Each record must be retyped in full. No character may differ.

======

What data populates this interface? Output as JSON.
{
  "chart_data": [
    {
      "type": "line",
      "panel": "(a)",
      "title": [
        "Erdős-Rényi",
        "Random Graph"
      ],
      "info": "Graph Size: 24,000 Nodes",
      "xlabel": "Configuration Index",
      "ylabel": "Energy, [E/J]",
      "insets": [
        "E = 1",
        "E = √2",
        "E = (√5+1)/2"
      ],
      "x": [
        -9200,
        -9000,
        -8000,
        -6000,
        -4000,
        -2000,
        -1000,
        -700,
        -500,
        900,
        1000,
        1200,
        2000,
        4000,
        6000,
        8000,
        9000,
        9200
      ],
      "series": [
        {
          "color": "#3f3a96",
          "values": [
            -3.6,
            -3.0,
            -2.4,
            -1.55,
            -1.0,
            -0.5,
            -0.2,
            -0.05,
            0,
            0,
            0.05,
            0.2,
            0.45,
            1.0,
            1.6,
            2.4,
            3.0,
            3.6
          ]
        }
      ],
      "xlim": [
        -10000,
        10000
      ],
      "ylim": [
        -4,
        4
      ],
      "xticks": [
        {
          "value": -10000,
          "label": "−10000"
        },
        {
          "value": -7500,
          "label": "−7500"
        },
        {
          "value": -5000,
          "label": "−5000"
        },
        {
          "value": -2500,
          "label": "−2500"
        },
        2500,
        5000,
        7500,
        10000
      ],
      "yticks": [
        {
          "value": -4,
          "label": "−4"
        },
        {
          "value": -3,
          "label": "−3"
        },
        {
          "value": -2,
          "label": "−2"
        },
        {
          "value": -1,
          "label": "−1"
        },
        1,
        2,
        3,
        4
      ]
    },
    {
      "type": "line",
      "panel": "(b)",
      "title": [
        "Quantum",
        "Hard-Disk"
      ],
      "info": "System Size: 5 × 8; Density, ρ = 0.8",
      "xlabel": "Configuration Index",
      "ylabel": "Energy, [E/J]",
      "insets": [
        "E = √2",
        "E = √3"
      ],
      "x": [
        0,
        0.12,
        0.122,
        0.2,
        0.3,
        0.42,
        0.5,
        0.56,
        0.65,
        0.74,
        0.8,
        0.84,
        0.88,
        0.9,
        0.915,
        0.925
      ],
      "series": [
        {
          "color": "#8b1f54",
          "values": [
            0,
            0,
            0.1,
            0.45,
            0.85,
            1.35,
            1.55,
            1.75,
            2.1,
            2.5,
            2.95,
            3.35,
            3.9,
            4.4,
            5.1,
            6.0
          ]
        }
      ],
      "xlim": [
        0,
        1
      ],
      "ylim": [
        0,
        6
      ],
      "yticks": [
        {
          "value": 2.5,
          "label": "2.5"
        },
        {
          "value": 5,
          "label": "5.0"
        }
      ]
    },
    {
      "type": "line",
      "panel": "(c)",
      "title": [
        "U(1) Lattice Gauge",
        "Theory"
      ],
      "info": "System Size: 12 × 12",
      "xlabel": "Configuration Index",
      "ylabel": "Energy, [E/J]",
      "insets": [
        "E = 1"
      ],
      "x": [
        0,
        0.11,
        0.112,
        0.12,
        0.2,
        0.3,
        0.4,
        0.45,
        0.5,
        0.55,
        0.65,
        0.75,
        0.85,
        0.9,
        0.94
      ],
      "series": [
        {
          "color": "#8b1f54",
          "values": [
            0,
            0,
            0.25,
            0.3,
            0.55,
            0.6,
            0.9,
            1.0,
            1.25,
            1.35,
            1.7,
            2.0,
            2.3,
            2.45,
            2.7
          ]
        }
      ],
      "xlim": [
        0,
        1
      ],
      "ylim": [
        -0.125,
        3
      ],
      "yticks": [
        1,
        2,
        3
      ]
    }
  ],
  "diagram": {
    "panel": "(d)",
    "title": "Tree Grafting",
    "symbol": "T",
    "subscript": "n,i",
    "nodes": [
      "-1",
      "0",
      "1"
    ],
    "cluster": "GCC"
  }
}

======

## Correct output
What data populates this interface? Output as JSON.
{
  "chart_data": [
    {
      "type": "line",
      "panel": "(a)",
      "title": [
        "Erdős-Rényi",
        "Random Graph"
      ],
      "info": "Graph Size: 24,000 Nodes",
      "xlabel": "Configuration Index",
      "ylabel": "Energy, [E/J]",
      "insets": [
        "E = 1",
        "E = √2",
        "E = (√5+1)/2"
      ],
      "x": [
        -9200,
        -9000,
        -8000,
        -6000,
        -4000,
        -2000,
        -1000,
        -700,
        -500,
        900,
        1000,
        1200,
        2000,
        4000,
        6000,
        8000,
        9000,
        9200
      ],
      "series": [
        {
          "color": "#3f3a96",
          "values": [
            -3.6,
            -3.0,
            -2.4,
            -1.55,
            -1.0,
            -0.5,
            -0.2,
            -0.05,
            0,
            0,
            0.05,
            0.2,
            0.45,
            1.0,
            1.6,
            2.4,
            3.0,
            3.6
          ]
        }
      ],
      "xlim": [
        -10000,
        10000
      ],
      "ylim": [
        -4,
        4
      ],
      "xticks": [
        {
          "value": -10000,
          "label": "−10000"
        },
        {
          "value": -7500,
          "label": "−7500"
        },
        {
          "value": -5000,
          "label": "−5000"
        },
        {
          "value": -2500,
          "label": "−2500"
        },
        2500,
        5000,
        7500,
        10000
      ],
      "yticks": [
        {
          "value": -4,
          "label": "−4"
        },
        {
          "value": -3,
          "label": "−3"
        },
        {
          "value": -2,
          "label": "−2"
        },
        {
          "value": -1,
          "label": "−1"
        },
        1,
        2,
        3,
        4
      ]
    },
    {
      "type": "line",
      "panel": "(b)",
      "title": [
        "Quantum",
        "Hard-Disk"
      ],
      "info": "System Size: 5 × 8; Density, ρ = 0.8",
      "xlabel": "Configuration Index",
      "ylabel": "Energy, [E/J]",
      "insets": [
        "E = √2",
        "E = √3"
      ],
      "x": [
        0,
        0.12,
        0.122,
        0.2,
        0.3,
        0.42,
        0.5,
        0.56,
        0.65,
        0.74,
        0.8,
        0.84,
        0.88,
        0.9,
        0.915,
        0.925
      ],
      "series": [
        {
          "color": "#8b1f54",
          "values": [
            0,
            0,
            0.1,
            0.45,
            0.85,
            1.35,
            1.55,
            1.75,
            2.1,
            2.5,
            2.95,
            3.35,
            3.9,
            4.4,
            5.1,
            6.0
          ]
        }
      ],
      "xlim": [
        0,
        1
      ],
      "ylim": [
        0,
        6
      ],
      "yticks": [
        {
          "value": 2.5,
          "label": "2.5"
        },
        {
          "value": 5,
          "label": "5.0"
        }
      ]
    },
    {
      "type": "line",
      "panel": "(c)",
      "title": [
        "U(1) Lattice Gauge",
        "Theory"
      ],
      "info": "System Size: 12 × 12",
      "xlabel": "Configuration Index",
      "ylabel": "Energy, [E/J]",
      "insets": [
        "E = 1"
      ],
      "x": [
        0,
        0.11,
        0.112,
        0.12,
        0.2,
        0.3,
        0.4,
        0.45,
        0.5,
        0.55,
        0.65,
        0.75,
        0.85,
        0.9,
        0.94
      ],
      "series": [
        {
          "color": "#8b1f54",
          "values": [
            0,
            0,
            0.25,
            0.3,
            0.55,
            0.6,
            0.9,
            1.0,
            1.25,
            1.35,
            1.7,
            2.0,
            2.3,
            2.45,
            2.7
          ]
        }
      ],
      "xlim": [
        0,
        1
      ],
      "ylim": [
        -0.125,
        3
      ],
      "yticks": [
        1,
        2,
        3
      ]
    }
  ],
  "diagram": {
    "panel": "(d)",
    "title": "Tree Grafting",
    "symbol": "T",
    "subscript": "n,i",
    "nodes": [
      "-1",
      "0",
      "1"
    ],
    "cluster": "GCC"
  }
}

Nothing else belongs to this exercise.